#### Stated goal:
Copy every entry below word for word, and leave the pictures out of your answer.

#### Given records:
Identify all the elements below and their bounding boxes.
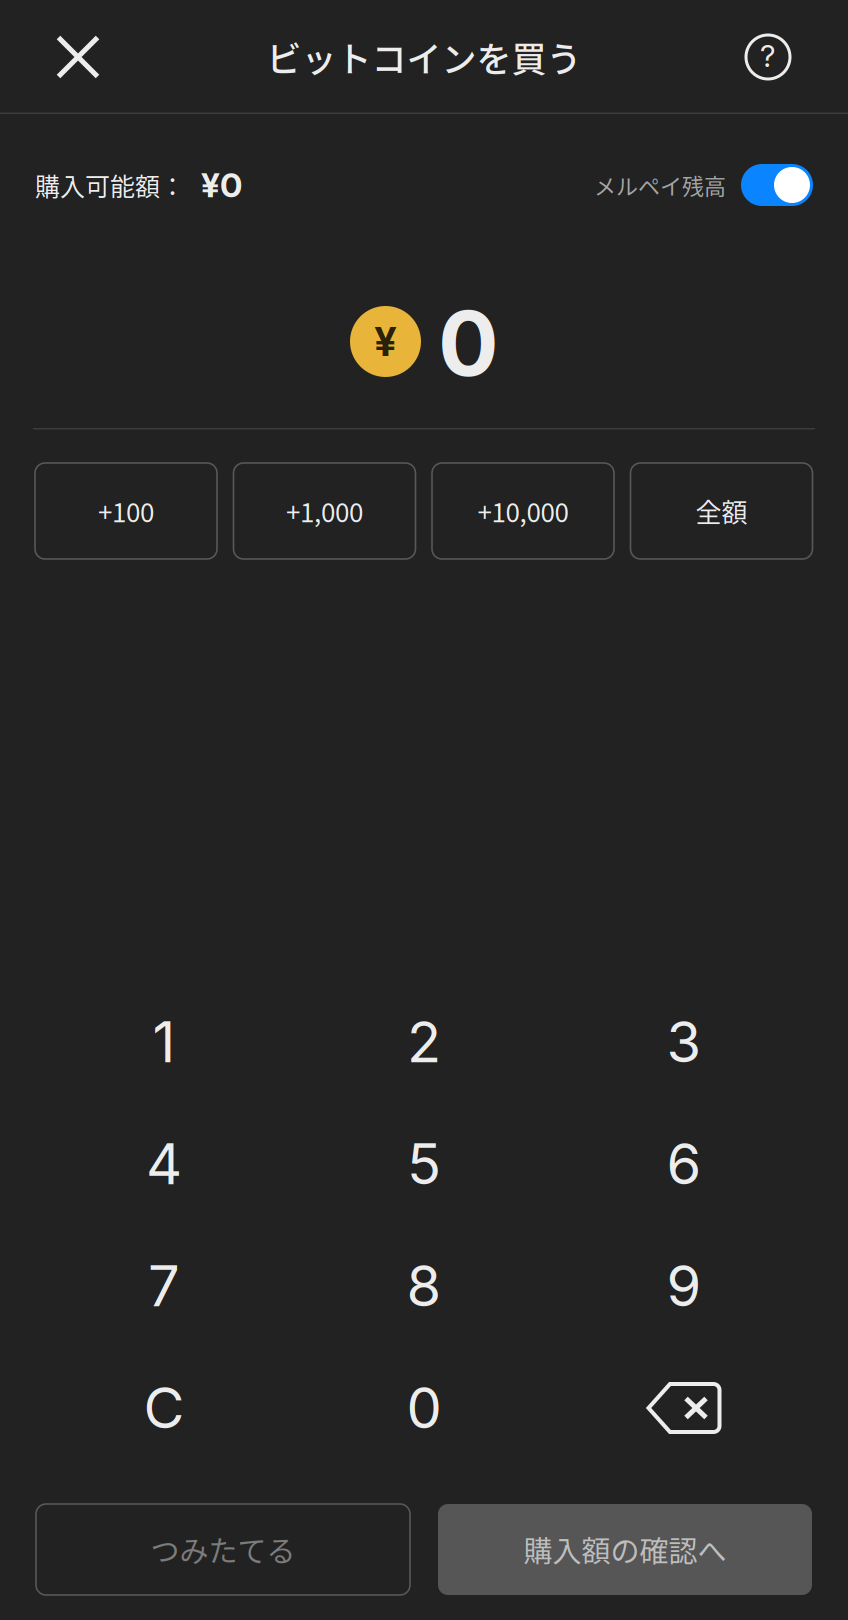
button[interactable]: 7 <box>34 1225 294 1347</box>
staticText: 0 <box>406 1374 442 1442</box>
staticText: +1,000 <box>286 492 363 530</box>
button[interactable]: +100 <box>35 463 217 559</box>
button[interactable]: 2 <box>294 981 554 1103</box>
staticText: 7 <box>148 1252 180 1320</box>
staticText: 2 <box>407 1008 441 1076</box>
staticText: 3 <box>666 1008 702 1076</box>
staticText: メルペイ残高 <box>594 169 726 201</box>
button[interactable]: つみたてる <box>36 1504 410 1595</box>
staticText: 0 <box>438 289 499 398</box>
button[interactable]: C <box>34 1347 294 1469</box>
staticText: +10,000 <box>478 492 568 530</box>
staticText: 8 <box>406 1252 442 1320</box>
staticText: +100 <box>98 492 154 530</box>
staticText: 5 <box>407 1130 441 1198</box>
button[interactable]: ヘルプ <box>720 0 816 114</box>
button[interactable]: 削除 <box>554 1347 814 1469</box>
staticText: ¥0 <box>185 164 242 206</box>
button[interactable]: 8 <box>294 1225 554 1347</box>
button[interactable]: 0 <box>294 1347 554 1469</box>
button[interactable]: 購入額の確認へ <box>438 1504 812 1595</box>
staticText: 購入額の確認へ <box>524 1528 726 1570</box>
button[interactable]: 閉じる <box>30 0 126 114</box>
button[interactable]: 9 <box>554 1225 814 1347</box>
staticText: ? <box>760 38 776 74</box>
staticText: つみたてる <box>150 1528 296 1570</box>
staticText: 9 <box>666 1252 702 1320</box>
button[interactable]: +1,000 <box>234 463 416 559</box>
button[interactable]: +10,000 <box>432 463 614 559</box>
button[interactable]: 6 <box>554 1103 814 1225</box>
button[interactable]: 5 <box>294 1103 554 1225</box>
staticText: 全額 <box>696 492 748 530</box>
staticText: 購入可能額： <box>35 167 185 203</box>
staticText: C <box>144 1374 184 1442</box>
button[interactable]: 1 <box>34 981 294 1103</box>
button[interactable]: 全額 <box>630 463 812 559</box>
button[interactable]: 4 <box>34 1103 294 1225</box>
staticText: ビットコインを買う <box>266 32 582 82</box>
staticText: ¥ <box>374 317 396 366</box>
staticText: 6 <box>666 1130 702 1198</box>
staticText: 1 <box>152 1008 176 1076</box>
staticText: 4 <box>146 1130 182 1198</box>
button[interactable]: メルペイ残高を使う <box>741 164 813 206</box>
button[interactable]: 3 <box>554 981 814 1103</box>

#### Solution to the problem:
Identify all the elements below and their bounding boxes.
button[interactable]: 7 <box>34 1225 294 1347</box>
staticText: 0 <box>406 1374 442 1442</box>
staticText: +1,000 <box>286 492 363 530</box>
button[interactable]: +100 <box>35 463 217 559</box>
button[interactable]: 2 <box>294 981 554 1103</box>
staticText: 7 <box>148 1252 180 1320</box>
staticText: 2 <box>407 1008 441 1076</box>
staticText: 3 <box>666 1008 702 1076</box>
staticText: メルペイ残高 <box>594 169 726 201</box>
button[interactable]: つみたてる <box>36 1504 410 1595</box>
staticText: 0 <box>438 289 499 398</box>
button[interactable]: C <box>34 1347 294 1469</box>
staticText: +10,000 <box>478 492 568 530</box>
staticText: 8 <box>406 1252 442 1320</box>
staticText: +100 <box>98 492 154 530</box>
staticText: 5 <box>407 1130 441 1198</box>
button[interactable]: ヘルプ <box>720 0 816 114</box>
button[interactable]: 削除 <box>554 1347 814 1469</box>
staticText: ¥0 <box>185 164 242 206</box>
button[interactable]: 8 <box>294 1225 554 1347</box>
button[interactable]: 0 <box>294 1347 554 1469</box>
button[interactable]: 購入額の確認へ <box>438 1504 812 1595</box>
staticText: 購入額の確認へ <box>524 1528 726 1570</box>
button[interactable]: 閉じる <box>30 0 126 114</box>
button[interactable]: 9 <box>554 1225 814 1347</box>
staticText: ? <box>760 38 776 74</box>
staticText: つみたてる <box>150 1528 296 1570</box>
staticText: 9 <box>666 1252 702 1320</box>
button[interactable]: +1,000 <box>234 463 416 559</box>
button[interactable]: +10,000 <box>432 463 614 559</box>
button[interactable]: 6 <box>554 1103 814 1225</box>
button[interactable]: 5 <box>294 1103 554 1225</box>
staticText: 全額 <box>696 492 748 530</box>
staticText: 購入可能額： <box>35 167 185 203</box>
staticText: C <box>144 1374 184 1442</box>
button[interactable]: 1 <box>34 981 294 1103</box>
button[interactable]: 全額 <box>630 463 812 559</box>
button[interactable]: 4 <box>34 1103 294 1225</box>
staticText: ビットコインを買う <box>266 32 582 82</box>
staticText: ¥ <box>374 317 396 366</box>
staticText: 6 <box>666 1130 702 1198</box>
staticText: 1 <box>152 1008 176 1076</box>
staticText: 4 <box>146 1130 182 1198</box>
button[interactable]: メルペイ残高を使う <box>741 164 813 206</box>
button[interactable]: 3 <box>554 981 814 1103</box>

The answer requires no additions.